DATA LISTING:

────────────────────

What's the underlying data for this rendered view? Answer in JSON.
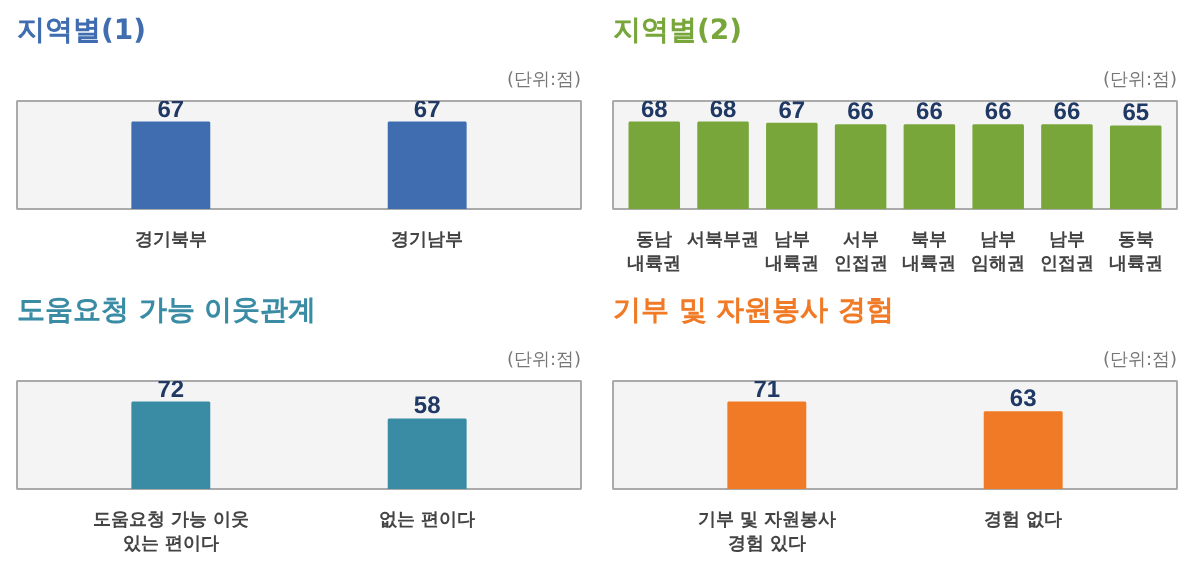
{
  "chart_data": [
    {
      "type": "bar",
      "title": "지역별(1)",
      "annotations": [
        "(단위:점)"
      ],
      "categories": [
        "경기북부",
        "경기남부"
      ],
      "values": [
        67,
        67
      ],
      "color": "#3f6db0",
      "data_labels": true,
      "tick_labels": "x",
      "grid": false
    },
    {
      "type": "bar",
      "title": "지역별(2)",
      "annotations": [
        "(단위:점)"
      ],
      "categories": [
        "동남\n내륙권",
        "서북부권",
        "남부\n내륙권",
        "서부\n인접권",
        "북부\n내륙권",
        "남부\n임해권",
        "남부\n인접권",
        "동북\n내륙권"
      ],
      "values": [
        68,
        68,
        67,
        66,
        66,
        66,
        66,
        65
      ],
      "color": "#79a63a",
      "data_labels": true,
      "tick_labels": "x",
      "grid": false
    },
    {
      "type": "bar",
      "title": "도움요청 가능 이웃관계",
      "annotations": [
        "(단위:점)"
      ],
      "categories": [
        "도움요청 가능 이웃\n있는 편이다",
        "없는 편이다"
      ],
      "values": [
        72,
        58
      ],
      "color": "#3a8ca5",
      "data_labels": true,
      "tick_labels": "x",
      "grid": false
    },
    {
      "type": "bar",
      "title": "기부 및 자원봉사 경험",
      "annotations": [
        "(단위:점)"
      ],
      "categories": [
        "기부 및 자원봉사\n경험 있다",
        "경험 없다"
      ],
      "values": [
        71,
        63
      ],
      "color": "#f07a25",
      "data_labels": true,
      "tick_labels": "x",
      "grid": false
    }
  ]
}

────────────────────

SET PROBLEM:
Return each line from the material above exactly, but not the pictures.

OUTPUT:
What's the underlying data for this rendered view? Answer in JSON.
{
  "chart_data": [
    {
      "type": "bar",
      "title": "지역별(1)",
      "annotations": [
        "(단위:점)"
      ],
      "categories": [
        "경기북부",
        "경기남부"
      ],
      "values": [
        67,
        67
      ],
      "color": "#3f6db0",
      "data_labels": true,
      "tick_labels": "x",
      "grid": false
    },
    {
      "type": "bar",
      "title": "지역별(2)",
      "annotations": [
        "(단위:점)"
      ],
      "categories": [
        "동남\n내륙권",
        "서북부권",
        "남부\n내륙권",
        "서부\n인접권",
        "북부\n내륙권",
        "남부\n임해권",
        "남부\n인접권",
        "동북\n내륙권"
      ],
      "values": [
        68,
        68,
        67,
        66,
        66,
        66,
        66,
        65
      ],
      "color": "#79a63a",
      "data_labels": true,
      "tick_labels": "x",
      "grid": false
    },
    {
      "type": "bar",
      "title": "도움요청 가능 이웃관계",
      "annotations": [
        "(단위:점)"
      ],
      "categories": [
        "도움요청 가능 이웃\n있는 편이다",
        "없는 편이다"
      ],
      "values": [
        72,
        58
      ],
      "color": "#3a8ca5",
      "data_labels": true,
      "tick_labels": "x",
      "grid": false
    },
    {
      "type": "bar",
      "title": "기부 및 자원봉사 경험",
      "annotations": [
        "(단위:점)"
      ],
      "categories": [
        "기부 및 자원봉사\n경험 있다",
        "경험 없다"
      ],
      "values": [
        71,
        63
      ],
      "color": "#f07a25",
      "data_labels": true,
      "tick_labels": "x",
      "grid": false
    }
  ]
}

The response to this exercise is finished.